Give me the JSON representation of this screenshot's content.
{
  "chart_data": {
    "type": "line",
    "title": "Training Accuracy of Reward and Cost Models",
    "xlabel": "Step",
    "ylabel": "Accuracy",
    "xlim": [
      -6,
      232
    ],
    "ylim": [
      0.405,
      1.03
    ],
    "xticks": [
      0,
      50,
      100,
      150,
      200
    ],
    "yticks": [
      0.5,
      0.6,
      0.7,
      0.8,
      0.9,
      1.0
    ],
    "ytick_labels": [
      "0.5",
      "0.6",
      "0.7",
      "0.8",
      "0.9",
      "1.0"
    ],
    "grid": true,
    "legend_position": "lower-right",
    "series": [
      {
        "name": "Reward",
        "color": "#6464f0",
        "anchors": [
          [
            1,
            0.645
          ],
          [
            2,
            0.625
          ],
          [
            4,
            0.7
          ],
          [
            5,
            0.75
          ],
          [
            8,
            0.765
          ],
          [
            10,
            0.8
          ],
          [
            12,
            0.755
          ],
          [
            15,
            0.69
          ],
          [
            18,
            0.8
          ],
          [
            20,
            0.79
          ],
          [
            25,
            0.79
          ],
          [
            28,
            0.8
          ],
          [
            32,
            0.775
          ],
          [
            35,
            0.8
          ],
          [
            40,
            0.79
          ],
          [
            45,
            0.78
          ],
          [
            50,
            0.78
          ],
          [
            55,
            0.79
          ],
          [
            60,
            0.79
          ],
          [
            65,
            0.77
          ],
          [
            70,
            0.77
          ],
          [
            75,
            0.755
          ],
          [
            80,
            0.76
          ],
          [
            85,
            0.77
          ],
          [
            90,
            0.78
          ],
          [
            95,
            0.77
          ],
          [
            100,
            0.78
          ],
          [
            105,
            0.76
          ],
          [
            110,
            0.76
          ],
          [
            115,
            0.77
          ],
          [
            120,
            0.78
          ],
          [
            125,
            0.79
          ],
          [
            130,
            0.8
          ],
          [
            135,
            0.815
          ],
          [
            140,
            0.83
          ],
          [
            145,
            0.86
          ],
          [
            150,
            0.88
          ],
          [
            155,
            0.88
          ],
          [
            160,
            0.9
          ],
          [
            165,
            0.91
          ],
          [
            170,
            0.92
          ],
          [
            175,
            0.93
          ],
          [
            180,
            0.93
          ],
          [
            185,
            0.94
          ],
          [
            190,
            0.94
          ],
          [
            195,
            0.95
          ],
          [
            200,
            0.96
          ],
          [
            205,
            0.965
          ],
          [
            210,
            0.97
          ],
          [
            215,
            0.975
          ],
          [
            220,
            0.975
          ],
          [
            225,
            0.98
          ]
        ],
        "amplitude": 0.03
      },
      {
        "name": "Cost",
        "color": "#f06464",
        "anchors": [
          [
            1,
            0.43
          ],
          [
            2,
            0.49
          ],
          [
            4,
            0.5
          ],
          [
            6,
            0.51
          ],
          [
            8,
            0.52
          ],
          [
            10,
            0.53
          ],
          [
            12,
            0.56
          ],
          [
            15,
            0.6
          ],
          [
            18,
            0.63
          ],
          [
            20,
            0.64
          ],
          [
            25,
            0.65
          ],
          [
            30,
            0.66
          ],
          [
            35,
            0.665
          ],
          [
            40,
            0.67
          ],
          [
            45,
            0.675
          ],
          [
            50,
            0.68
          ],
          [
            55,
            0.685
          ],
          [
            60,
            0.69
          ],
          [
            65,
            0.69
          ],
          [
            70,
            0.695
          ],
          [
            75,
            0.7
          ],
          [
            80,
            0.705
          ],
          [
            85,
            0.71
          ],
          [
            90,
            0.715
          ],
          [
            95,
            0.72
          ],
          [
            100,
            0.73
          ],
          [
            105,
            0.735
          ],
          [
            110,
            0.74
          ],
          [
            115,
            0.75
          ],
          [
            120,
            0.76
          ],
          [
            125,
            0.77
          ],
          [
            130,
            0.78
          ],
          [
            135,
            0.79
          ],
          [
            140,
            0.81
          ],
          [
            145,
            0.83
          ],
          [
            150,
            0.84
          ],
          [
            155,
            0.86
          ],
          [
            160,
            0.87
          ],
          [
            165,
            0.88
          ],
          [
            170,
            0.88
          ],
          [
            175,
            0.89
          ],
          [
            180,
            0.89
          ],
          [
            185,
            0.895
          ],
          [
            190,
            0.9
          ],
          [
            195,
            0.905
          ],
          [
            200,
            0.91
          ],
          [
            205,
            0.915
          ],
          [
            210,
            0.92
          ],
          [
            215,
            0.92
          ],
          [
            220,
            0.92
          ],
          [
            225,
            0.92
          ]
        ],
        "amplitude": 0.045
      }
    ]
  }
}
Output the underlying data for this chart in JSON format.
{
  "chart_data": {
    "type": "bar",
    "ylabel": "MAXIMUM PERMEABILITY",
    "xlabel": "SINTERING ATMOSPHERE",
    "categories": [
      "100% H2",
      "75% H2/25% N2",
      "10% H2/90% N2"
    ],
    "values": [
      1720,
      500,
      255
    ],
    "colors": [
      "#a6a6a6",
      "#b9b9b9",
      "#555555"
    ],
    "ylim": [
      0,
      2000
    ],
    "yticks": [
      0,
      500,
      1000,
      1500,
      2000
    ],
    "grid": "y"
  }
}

######

- _TASK GOAL_
Transcribe all of the material exactly. Omit nothing.

- _OUTPUT FOR THIS TASK_
Give me the JSON representation of this screenshot's content.
{
  "chart_data": {
    "type": "line",
    "title": "Training Accuracy of Reward and Cost Models",
    "xlabel": "Step",
    "ylabel": "Accuracy",
    "xlim": [
      -6,
      232
    ],
    "ylim": [
      0.405,
      1.03
    ],
    "xticks": [
      0,
      50,
      100,
      150,
      200
    ],
    "yticks": [
      0.5,
      0.6,
      0.7,
      0.8,
      0.9,
      1.0
    ],
    "ytick_labels": [
      "0.5",
      "0.6",
      "0.7",
      "0.8",
      "0.9",
      "1.0"
    ],
    "grid": true,
    "legend_position": "lower-right",
    "series": [
      {
        "name": "Reward",
        "color": "#6464f0",
        "anchors": [
          [
            1,
            0.645
          ],
          [
            2,
            0.625
          ],
          [
            4,
            0.7
          ],
          [
            5,
            0.75
          ],
          [
            8,
            0.765
          ],
          [
            10,
            0.8
          ],
          [
            12,
            0.755
          ],
          [
            15,
            0.69
          ],
          [
            18,
            0.8
          ],
          [
            20,
            0.79
          ],
          [
            25,
            0.79
          ],
          [
            28,
            0.8
          ],
          [
            32,
            0.775
          ],
          [
            35,
            0.8
          ],
          [
            40,
            0.79
          ],
          [
            45,
            0.78
          ],
          [
            50,
            0.78
          ],
          [
            55,
            0.79
          ],
          [
            60,
            0.79
          ],
          [
            65,
            0.77
          ],
          [
            70,
            0.77
          ],
          [
            75,
            0.755
          ],
          [
            80,
            0.76
          ],
          [
            85,
            0.77
          ],
          [
            90,
            0.78
          ],
          [
            95,
            0.77
          ],
          [
            100,
            0.78
          ],
          [
            105,
            0.76
          ],
          [
            110,
            0.76
          ],
          [
            115,
            0.77
          ],
          [
            120,
            0.78
          ],
          [
            125,
            0.79
          ],
          [
            130,
            0.8
          ],
          [
            135,
            0.815
          ],
          [
            140,
            0.83
          ],
          [
            145,
            0.86
          ],
          [
            150,
            0.88
          ],
          [
            155,
            0.88
          ],
          [
            160,
            0.9
          ],
          [
            165,
            0.91
          ],
          [
            170,
            0.92
          ],
          [
            175,
            0.93
          ],
          [
            180,
            0.93
          ],
          [
            185,
            0.94
          ],
          [
            190,
            0.94
          ],
          [
            195,
            0.95
          ],
          [
            200,
            0.96
          ],
          [
            205,
            0.965
          ],
          [
            210,
            0.97
          ],
          [
            215,
            0.975
          ],
          [
            220,
            0.975
          ],
          [
            225,
            0.98
          ]
        ],
        "amplitude": 0.03
      },
      {
        "name": "Cost",
        "color": "#f06464",
        "anchors": [
          [
            1,
            0.43
          ],
          [
            2,
            0.49
          ],
          [
            4,
            0.5
          ],
          [
            6,
            0.51
          ],
          [
            8,
            0.52
          ],
          [
            10,
            0.53
          ],
          [
            12,
            0.56
          ],
          [
            15,
            0.6
          ],
          [
            18,
            0.63
          ],
          [
            20,
            0.64
          ],
          [
            25,
            0.65
          ],
          [
            30,
            0.66
          ],
          [
            35,
            0.665
          ],
          [
            40,
            0.67
          ],
          [
            45,
            0.675
          ],
          [
            50,
            0.68
          ],
          [
            55,
            0.685
          ],
          [
            60,
            0.69
          ],
          [
            65,
            0.69
          ],
          [
            70,
            0.695
          ],
          [
            75,
            0.7
          ],
          [
            80,
            0.705
          ],
          [
            85,
            0.71
          ],
          [
            90,
            0.715
          ],
          [
            95,
            0.72
          ],
          [
            100,
            0.73
          ],
          [
            105,
            0.735
          ],
          [
            110,
            0.74
          ],
          [
            115,
            0.75
          ],
          [
            120,
            0.76
          ],
          [
            125,
            0.77
          ],
          [
            130,
            0.78
          ],
          [
            135,
            0.79
          ],
          [
            140,
            0.81
          ],
          [
            145,
            0.83
          ],
          [
            150,
            0.84
          ],
          [
            155,
            0.86
          ],
          [
            160,
            0.87
          ],
          [
            165,
            0.88
          ],
          [
            170,
            0.88
          ],
          [
            175,
            0.89
          ],
          [
            180,
            0.89
          ],
          [
            185,
            0.895
          ],
          [
            190,
            0.9
          ],
          [
            195,
            0.905
          ],
          [
            200,
            0.91
          ],
          [
            205,
            0.915
          ],
          [
            210,
            0.92
          ],
          [
            215,
            0.92
          ],
          [
            220,
            0.92
          ],
          [
            225,
            0.92
          ]
        ],
        "amplitude": 0.045
      }
    ]
  }
}
Output the underlying data for this chart in JSON format.
{
  "chart_data": {
    "type": "bar",
    "ylabel": "MAXIMUM PERMEABILITY",
    "xlabel": "SINTERING ATMOSPHERE",
    "categories": [
      "100% H2",
      "75% H2/25% N2",
      "10% H2/90% N2"
    ],
    "values": [
      1720,
      500,
      255
    ],
    "colors": [
      "#a6a6a6",
      "#b9b9b9",
      "#555555"
    ],
    "ylim": [
      0,
      2000
    ],
    "yticks": [
      0,
      500,
      1000,
      1500,
      2000
    ],
    "grid": "y"
  }
}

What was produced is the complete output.